• **Provided data**:

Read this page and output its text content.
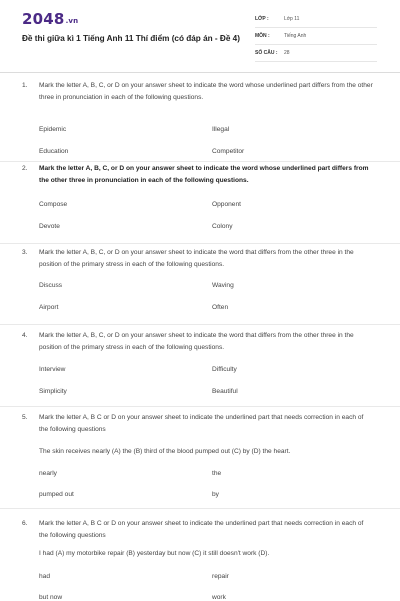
2048.vn
Đề thi giữa kì 1 Tiếng Anh 11 Thí điểm (có đáp án - Đề 4)
LỚP :	Lớp 11
MÔN :	Tiếng Anh
SỐ CÂU : 28
1. Mark the letter A, B, C, or D on your answer sheet to indicate the word whose underlined part differs from the other three in pronunciation in each of the following questions.
Epidemic	Illegal
Education	Competitor
2. Mark the letter A, B, C, or D on your answer sheet to indicate the word whose underlined part differs from the other three in pronunciation in each of the following questions.
Compose	Opponent
Devote	Colony
3. Mark the letter A, B, C, or D on your answer sheet to indicate the word that differs from the other three in the position of the primary stress in each of the following questions.
Discuss	Waving
Airport	Often
4. Mark the letter A, B, C, or D on your answer sheet to indicate the word that differs from the other three in the position of the primary stress in each of the following questions.
Interview	Difficulty
Simplicity	Beautiful
5. Mark the letter A, B C or D on your answer sheet to indicate the underlined part that needs correction in each of the following questions
The skin receives nearly (A) the (B) third of the blood pumped out (C) by (D) the heart.
nearly	the
pumped out	by
6. Mark the letter A, B C or D on your answer sheet to indicate the underlined part that needs correction in each of the following questions
I had (A) my motorbike repair (B) yesterday but now (C) it still doesn't work (D).
had	repair
but now	work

• **Problem statement**:
Without the images, write out each line of the data verbatim.

• **Solution for this exercise**:
Read this page and output its text content.
2048.vn
Đề thi giữa kì 1 Tiếng Anh 11 Thí điểm (có đáp án - Đề 4)
LỚP :	Lớp 11
MÔN :	Tiếng Anh
SỐ CÂU : 28
1. Mark the letter A, B, C, or D on your answer sheet to indicate the word whose underlined part differs from the other three in pronunciation in each of the following questions.
Epidemic	Illegal
Education	Competitor
2. Mark the letter A, B, C, or D on your answer sheet to indicate the word whose underlined part differs from the other three in pronunciation in each of the following questions.
Compose	Opponent
Devote	Colony
3. Mark the letter A, B, C, or D on your answer sheet to indicate the word that differs from the other three in the position of the primary stress in each of the following questions.
Discuss	Waving
Airport	Often
4. Mark the letter A, B, C, or D on your answer sheet to indicate the word that differs from the other three in the position of the primary stress in each of the following questions.
Interview	Difficulty
Simplicity	Beautiful
5. Mark the letter A, B C or D on your answer sheet to indicate the underlined part that needs correction in each of the following questions
The skin receives nearly (A) the (B) third of the blood pumped out (C) by (D) the heart.
nearly	the
pumped out	by
6. Mark the letter A, B C or D on your answer sheet to indicate the underlined part that needs correction in each of the following questions
I had (A) my motorbike repair (B) yesterday but now (C) it still doesn't work (D).
had	repair
but now	work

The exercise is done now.